■ WHAT IS EXPECTED ■
Scan the lines below for the string "Anwendung" and copy every one that has it.

■ Collection entries ■
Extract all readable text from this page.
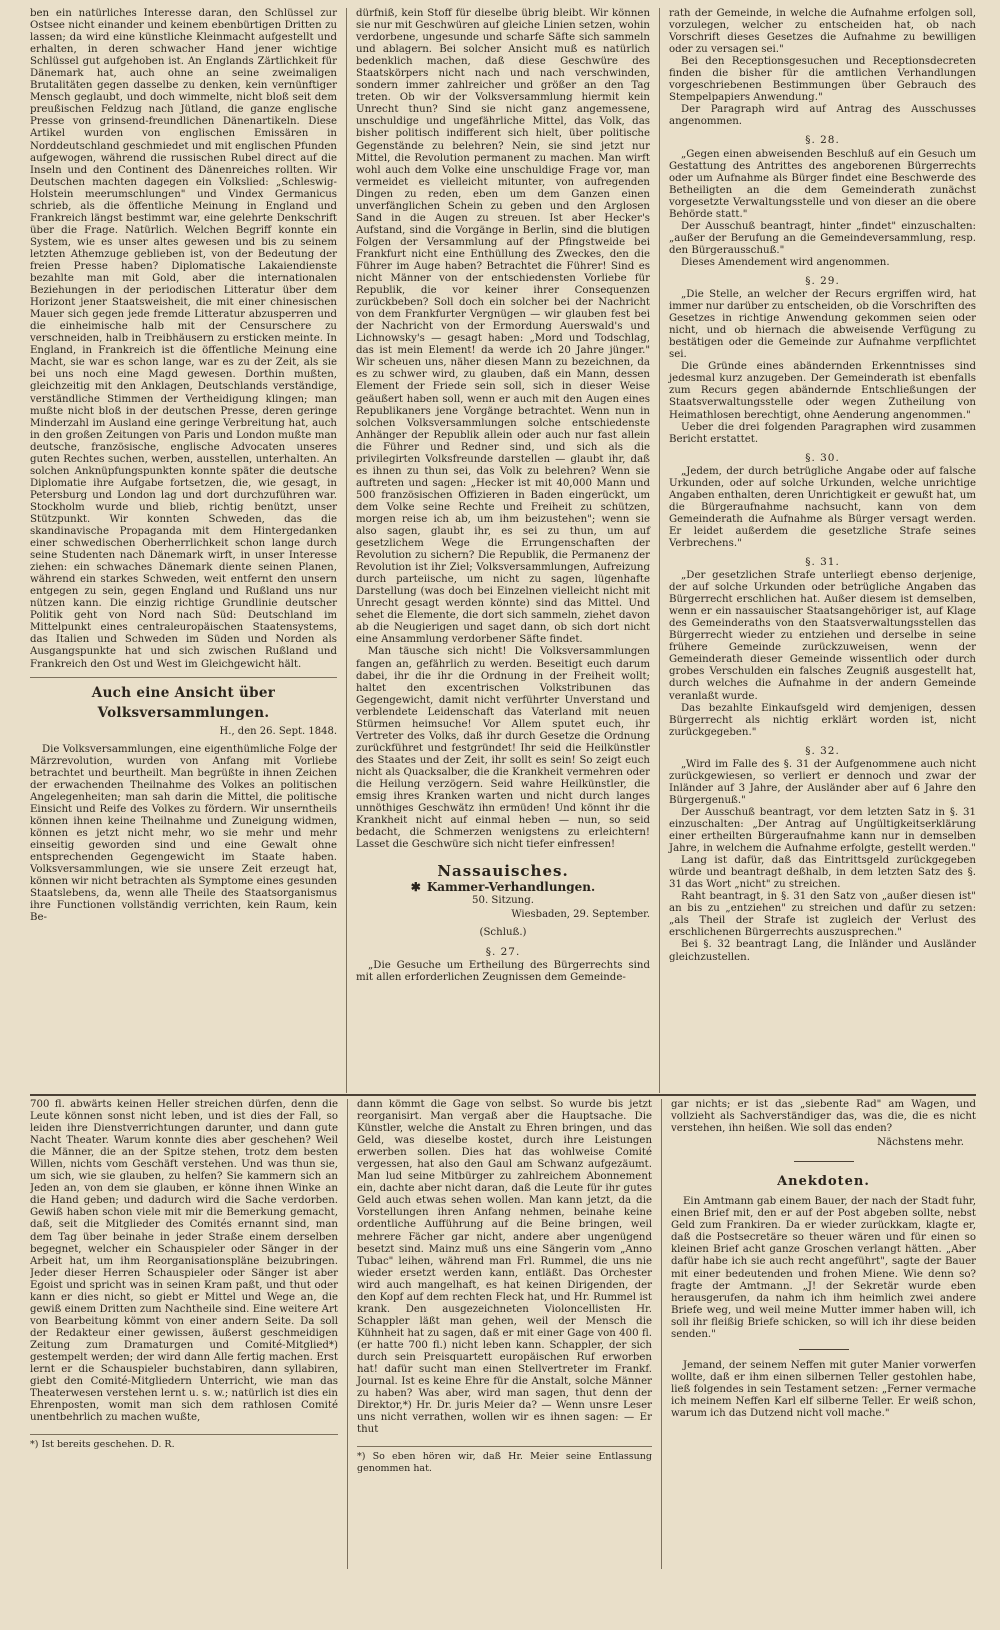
ben ein natürliches Interesse daran, den Schlüssel zur Ostsee nicht einander und keinem ebenbürtigen Dritten zu lassen; da wird eine künstliche Kleinmacht aufgestellt und erhalten, in deren schwacher Hand jener wichtige Schlüssel gut aufgehoben ist. An Englands Zärtlichkeit für Dänemark hat, auch ohne an seine zweimaligen Brutalitäten gegen dasselbe zu denken, kein vernünftiger Mensch geglaubt, und doch wimmelte, nicht bloß seit dem preußischen Feldzug nach Jütland, die ganze englische Presse von grinsend-freundlichen Dänenartikeln. Diese Artikel wurden von englischen Emissären in Norddeutschland geschmiedet und mit englischen Pfunden aufgewogen, während die russischen Rubel direct auf die Inseln und den Continent des Dänenreiches rollten. Wir Deutschen machten dagegen ein Volkslied: „Schleswig-Holstein meerumschlungen" und Vindex Germanicus schrieb, als die öffentliche Meinung in England und Frankreich längst bestimmt war, eine gelehrte Denkschrift über die Frage. Natürlich. Welchen Begriff konnte ein System, wie es unser altes gewesen und bis zu seinem letzten Athemzuge geblieben ist, von der Bedeutung der freien Presse haben? Diplomatische Lakaiendienste bezahlte man mit Gold, aber die internationalen Beziehungen in der periodischen Litteratur über dem Horizont jener Staatsweisheit, die mit einer chinesischen Mauer sich gegen jede fremde Litteratur abzusperren und die einheimische halb mit der Censurschere zu verschneiden, halb in Treibhäusern zu ersticken meinte. In England, in Frankreich ist die öffentliche Meinung eine Macht, sie war es schon lange, war es zu der Zeit, als sie bei uns noch eine Magd gewesen. Dorthin mußten, gleichzeitig mit den Anklagen, Deutschlands verständige, verständliche Stimmen der Vertheidigung klingen; man mußte nicht bloß in der deutschen Presse, deren geringe Minderzahl im Ausland eine geringe Verbreitung hat, auch in den großen Zeitungen von Paris und London mußte man deutsche, französische, englische Advocaten unseres guten Rechtes suchen, werben, ausstellen, unterhalten. An solchen Anknüpfungspunkten konnte später die deutsche Diplomatie ihre Aufgabe fortsetzen, die, wie gesagt, in Petersburg und London lag und dort durchzuführen war. Stockholm wurde und blieb, richtig benützt, unser Stützpunkt. Wir konnten Schweden, das die skandinavische Propaganda mit dem Hintergedanken einer schwedischen Oberherrlichkeit schon lange durch seine Studenten nach Dänemark wirft, in unser Interesse ziehen: ein schwaches Dänemark diente seinen Planen, während ein starkes Schweden, weit entfernt den unsern entgegen zu sein, gegen England und Rußland uns nur nützen kann. Die einzig richtige Grundlinie deutscher Politik geht von Nord nach Süd: Deutschland im Mittelpunkt eines centraleuropäischen Staatensystems, das Italien und Schweden im Süden und Norden als Ausgangspunkte hat und sich zwischen Rußland und Frankreich den Ost und West im Gleichgewicht hält.

Auch eine Ansicht über Volksversammlungen.
H., den 26. Sept. 1848.

Die Volksversammlungen, eine eigenthümliche Folge der Märzrevolution, wurden von Anfang mit Vorliebe betrachtet und beurtheilt. Man begrüßte in ihnen Zeichen der erwachenden Theilnahme des Volkes an politischen Angelegenheiten; man sah darin die Mittel, die politische Einsicht und Reife des Volkes zu fördern. Wir unserntheils können ihnen keine Theilnahme und Zuneigung widmen, können es jetzt nicht mehr, wo sie mehr und mehr einseitig geworden sind und eine Gewalt ohne entsprechenden Gegengewicht im Staate haben. Volksversammlungen, wie sie unsere Zeit erzeugt hat, können wir nicht betrachten als Symptome eines gesunden Staatslebens, da, wenn alle Theile des Staatsorganismus ihre Functionen vollständig verrichten, kein Raum, kein Be-

dürfniß, kein Stoff für dieselbe übrig bleibt. Wir können sie nur mit Geschwüren auf gleiche Linien setzen, wohin verdorbene, ungesunde und scharfe Säfte sich sammeln und ablagern. Bei solcher Ansicht muß es natürlich bedenklich machen, daß diese Geschwüre des Staatskörpers nicht nach und nach verschwinden, sondern immer zahlreicher und größer an den Tag treten. Ob wir der Volksversammlung hiermit kein Unrecht thun? Sind sie nicht ganz angemessene, unschuldige und ungefährliche Mittel, das Volk, das bisher politisch indifferent sich hielt, über politische Gegenstände zu belehren? Nein, sie sind jetzt nur Mittel, die Revolution permanent zu machen. Man wirft wohl auch dem Volke eine unschuldige Frage vor, man vermeidet es vielleicht mitunter, von aufregenden Dingen zu reden, eben um dem Ganzen einen unverfänglichen Schein zu geben und den Arglosen Sand in die Augen zu streuen. Ist aber Hecker's Aufstand, sind die Vorgänge in Berlin, sind die blutigen Folgen der Versammlung auf der Pfingstweide bei Frankfurt nicht eine Enthüllung des Zweckes, den die Führer im Auge haben? Betrachtet die Führer! Sind es nicht Männer von der entschiedensten Vorliebe für Republik, die vor keiner ihrer Consequenzen zurückbeben? Soll doch ein solcher bei der Nachricht von dem Frankfurter Vergnügen — wir glauben fest bei der Nachricht von der Ermordung Auerswald's und Lichnowsky's — gesagt haben: „Mord und Todschlag, das ist mein Element! da werde ich 20 Jahre jünger." Wir scheuen uns, näher diesen Mann zu bezeichnen, da es zu schwer wird, zu glauben, daß ein Mann, dessen Element der Friede sein soll, sich in dieser Weise geäußert haben soll, wenn er auch mit den Augen eines Republikaners jene Vorgänge betrachtet. Wenn nun in solchen Volksversammlungen solche entschiedenste Anhänger der Republik allein oder auch nur fast allein die Führer und Redner sind, und sich als die privilegirten Volksfreunde darstellen — glaubt ihr, daß es ihnen zu thun sei, das Volk zu belehren? Wenn sie auftreten und sagen: „Hecker ist mit 40,000 Mann und 500 französischen Offizieren in Baden eingerückt, um dem Volke seine Rechte und Freiheit zu schützen, morgen reise ich ab, um ihm beizustehen"; wenn sie also sagen, glaubt ihr, es sei zu thun, um auf gesetzlichem Wege die Errungenschaften der Revolution zu sichern? Die Republik, die Permanenz der Revolution ist ihr Ziel; Volksversammlungen, Aufreizung durch parteiische, um nicht zu sagen, lügenhafte Darstellung (was doch bei Einzelnen vielleicht nicht mit Unrecht gesagt werden könnte) sind das Mittel. Und sehet die Elemente, die dort sich sammeln, ziehet davon ab die Neugierigen und saget dann, ob sich dort nicht eine Ansammlung verdorbener Säfte findet.

Man täusche sich nicht! Die Volksversammlungen fangen an, gefährlich zu werden. Beseitigt euch darum dabei, ihr die ihr die Ordnung in der Freiheit wollt; haltet den excentrischen Volkstribunen das Gegengewicht, damit nicht verführter Unverstand und verblendete Leidenschaft das Vaterland mit neuen Stürmen heimsuche! Vor Allem sputet euch, ihr Vertreter des Volks, daß ihr durch Gesetze die Ordnung zurückführet und festgründet! Ihr seid die Heilkünstler des Staates und der Zeit, ihr sollt es sein! So zeigt euch nicht als Quacksalber, die die Krankheit vermehren oder die Heilung verzögern. Seid wahre Heilkünstler, die emsig ihres Kranken warten und nicht durch langes unnöthiges Geschwätz ihn ermüden! Und könnt ihr die Krankheit nicht auf einmal heben — nun, so seid bedacht, die Schmerzen wenigstens zu erleichtern! Lasset die Geschwüre sich nicht tiefer einfressen!

Nassauisches.
✱ Kammer-Verhandlungen.
50. Sitzung.
Wiesbaden, 29. September.
(Schluß.)
§. 27.

„Die Gesuche um Ertheilung des Bürgerrechts sind mit allen erforderlichen Zeugnissen dem Gemeinde-

rath der Gemeinde, in welche die Aufnahme erfolgen soll, vorzulegen, welcher zu entscheiden hat, ob nach Vorschrift dieses Gesetzes die Aufnahme zu bewilligen oder zu versagen sei."

Bei den Receptionsgesuchen und Receptionsdecreten finden die bisher für die amtlichen Verhandlungen vorgeschriebenen Bestimmungen über Gebrauch des Stempelpapiers Anwendung."

Der Paragraph wird auf Antrag des Ausschusses angenommen.

§. 28.

„Gegen einen abweisenden Beschluß auf ein Gesuch um Gestattung des Antrittes des angeborenen Bürgerrechts oder um Aufnahme als Bürger findet eine Beschwerde des Betheiligten an die dem Gemeinderath zunächst vorgesetzte Verwaltungsstelle und von dieser an die obere Behörde statt."

Der Ausschuß beantragt, hinter „findet" einzuschalten: „außer der Berufung an die Gemeindeversammlung, resp. den Bürgerausschuß."

Dieses Amendement wird angenommen.

§. 29.

„Die Stelle, an welcher der Recurs ergriffen wird, hat immer nur darüber zu entscheiden, ob die Vorschriften des Gesetzes in richtige Anwendung gekommen seien oder nicht, und ob hiernach die abweisende Verfügung zu bestätigen oder die Gemeinde zur Aufnahme verpflichtet sei.

Die Gründe eines abändernden Erkenntnisses sind jedesmal kurz anzugeben. Der Gemeinderath ist ebenfalls zum Recurs gegen abändernde Entschließungen der Staatsverwaltungsstelle oder wegen Zutheilung von Heimathlosen berechtigt, ohne Aenderung angenommen."

Ueber die drei folgenden Paragraphen wird zusammen Bericht erstattet.

§. 30.

„Jedem, der durch betrügliche Angabe oder auf falsche Urkunden, oder auf solche Urkunden, welche unrichtige Angaben enthalten, deren Unrichtigkeit er gewußt hat, um die Bürgeraufnahme nachsucht, kann von dem Gemeinderath die Aufnahme als Bürger versagt werden. Er leidet außerdem die gesetzliche Strafe seines Verbrechens."

§. 31.

„Der gesetzlichen Strafe unterliegt ebenso derjenige, der auf solche Urkunden oder betrügliche Angaben das Bürgerrecht erschlichen hat. Außer diesem ist demselben, wenn er ein nassauischer Staatsangehöriger ist, auf Klage des Gemeinderaths von den Staatsverwaltungsstellen das Bürgerrecht wieder zu entziehen und derselbe in seine frühere Gemeinde zurückzuweisen, wenn der Gemeinderath dieser Gemeinde wissentlich oder durch grobes Verschulden ein falsches Zeugniß ausgestellt hat, durch welches die Aufnahme in der andern Gemeinde veranlaßt wurde.

Das bezahlte Einkaufsgeld wird demjenigen, dessen Bürgerrecht als nichtig erklärt worden ist, nicht zurückgegeben."

§. 32.

„Wird im Falle des §. 31 der Aufgenommene auch nicht zurückgewiesen, so verliert er dennoch und zwar der Inländer auf 3 Jahre, der Ausländer aber auf 6 Jahre den Bürgergenuß."

Der Ausschuß beantragt, vor dem letzten Satz in §. 31 einzuschalten: „Der Antrag auf Ungültigkeitserklärung einer ertheilten Bürgeraufnahme kann nur in demselben Jahre, in welchem die Aufnahme erfolgte, gestellt werden."

Lang ist dafür, daß das Eintrittsgeld zurückgegeben würde und beantragt deßhalb, in dem letzten Satz des §. 31 das Wort „nicht" zu streichen.

Raht beantragt, in §. 31 den Satz von „außer diesen ist" an bis zu „entziehen" zu streichen und dafür zu setzen: „als Theil der Strafe ist zugleich der Verlust des erschlichenen Bürgerrechts auszusprechen."

Bei §. 32 beantragt Lang, die Inländer und Ausländer gleichzustellen.

700 fl. abwärts keinen Heller streichen dürfen, denn die Leute können sonst nicht leben, und ist dies der Fall, so leiden ihre Dienstverrichtungen darunter, und dann gute Nacht Theater. Warum konnte dies aber geschehen? Weil die Männer, die an der Spitze stehen, trotz dem besten Willen, nichts vom Geschäft verstehen. Und was thun sie, um sich, wie sie glauben, zu helfen? Sie kammern sich an Jeden an, von dem sie glauben, er könne ihnen Winke an die Hand geben; und dadurch wird die Sache verdorben. Gewiß haben schon viele mit mir die Bemerkung gemacht, daß, seit die Mitglieder des Comités ernannt sind, man dem Tag über beinahe in jeder Straße einem derselben begegnet, welcher ein Schauspieler oder Sänger in der Arbeit hat, um ihm Reorganisationspläne beizubringen. Jeder dieser Herren Schauspieler oder Sänger ist aber Egoist und spricht was in seinen Kram paßt, und thut oder kann er dies nicht, so giebt er Mittel und Wege an, die gewiß einem Dritten zum Nachtheile sind. Eine weitere Art von Bearbeitung kömmt von einer andern Seite. Da soll der Redakteur einer gewissen, äußerst geschmeidigen Zeitung zum Dramaturgen und Comité-Mitglied*) gestempelt werden; der wird dann Alle fertig machen. Erst lernt er die Schauspieler buchstabiren, dann syllabiren, giebt den Comité-Mitgliedern Unterricht, wie man das Theaterwesen verstehen lernt u. s. w.; natürlich ist dies ein Ehrenposten, womit man sich dem rathlosen Comité unentbehrlich zu machen wußte,

*) Ist bereits geschehen. D. R.

dann kömmt die Gage von selbst. So wurde bis jetzt reorganisirt. Man vergaß aber die Hauptsache. Die Künstler, welche die Anstalt zu Ehren bringen, und das Geld, was dieselbe kostet, durch ihre Leistungen erwerben sollen. Dies hat das wohlweise Comité vergessen, hat also den Gaul am Schwanz aufgezäumt. Man lud seine Mitbürger zu zahlreichem Abonnement ein, dachte aber nicht daran, daß die Leute für ihr gutes Geld auch etwas sehen wollen. Man kann jetzt, da die Vorstellungen ihren Anfang nehmen, beinahe keine ordentliche Aufführung auf die Beine bringen, weil mehrere Fächer gar nicht, andere aber ungenügend besetzt sind. Mainz muß uns eine Sängerin vom „Anno Tubac" leihen, während man Frl. Rummel, die uns nie wieder ersetzt werden kann, entläßt. Das Orchester wird auch mangelhaft, es hat keinen Dirigenden, der den Kopf auf dem rechten Fleck hat, und Hr. Rummel ist krank. Den ausgezeichneten Violoncellisten Hr. Schappler läßt man gehen, weil der Mensch die Kühnheit hat zu sagen, daß er mit einer Gage von 400 fl. (er hatte 700 fl.) nicht leben kann. Schappler, der sich durch sein Preisquartett europäischen Ruf erworben hat! dafür sucht man einen Stellvertreter im Frankf. Journal. Ist es keine Ehre für die Anstalt, solche Männer zu haben? Was aber, wird man sagen, thut denn der Direktor,*) Hr. Dr. juris Meier da? — Wenn unsre Leser uns nicht verrathen, wollen wir es ihnen sagen: — Er thut

*) So eben hören wir, daß Hr. Meier seine Entlassung genommen hat.

gar nichts; er ist das „siebente Rad" am Wagen, und vollzieht als Sachverständiger das, was die, die es nicht verstehen, ihn heißen. Wie soll das enden?

Nächstens mehr.
Anekdoten.

Ein Amtmann gab einem Bauer, der nach der Stadt fuhr, einen Brief mit, den er auf der Post abgeben sollte, nebst Geld zum Frankiren. Da er wieder zurückkam, klagte er, daß die Postsecretäre so theuer wären und für einen so kleinen Brief acht ganze Groschen verlangt hätten. „Aber dafür habe ich sie auch recht angeführt", sagte der Bauer mit einer bedeutenden und frohen Miene. Wie denn so? fragte der Amtmann. „J! der Sekretär wurde eben herausgerufen, da nahm ich ihm heimlich zwei andere Briefe weg, und weil meine Mutter immer haben will, ich soll ihr fleißig Briefe schicken, so will ich ihr diese beiden senden."

Jemand, der seinem Neffen mit guter Manier vorwerfen wollte, daß er ihm einen silbernen Teller gestohlen habe, ließ folgendes in sein Testament setzen: „Ferner vermache ich meinem Neffen Karl elf silberne Teller. Er weiß schon, warum ich das Dutzend nicht voll mache."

■ WRITTEN RESPONSE ■
Bei den Receptionsgesuchen und Receptionsdecreten finden die bisher für die amtlichen Verhandlungen vorgeschriebenen Bestimmungen über Gebrauch des Stempelpapiers Anwendung."
„Die Stelle, an welcher der Recurs ergriffen wird, hat immer nur darüber zu entscheiden, ob die Vorschriften des Gesetzes in richtige Anwendung gekommen seien oder nicht, und ob hiernach die abweisende Verfügung zu bestätigen oder die Gemeinde zur Aufnahme verpflichtet sei.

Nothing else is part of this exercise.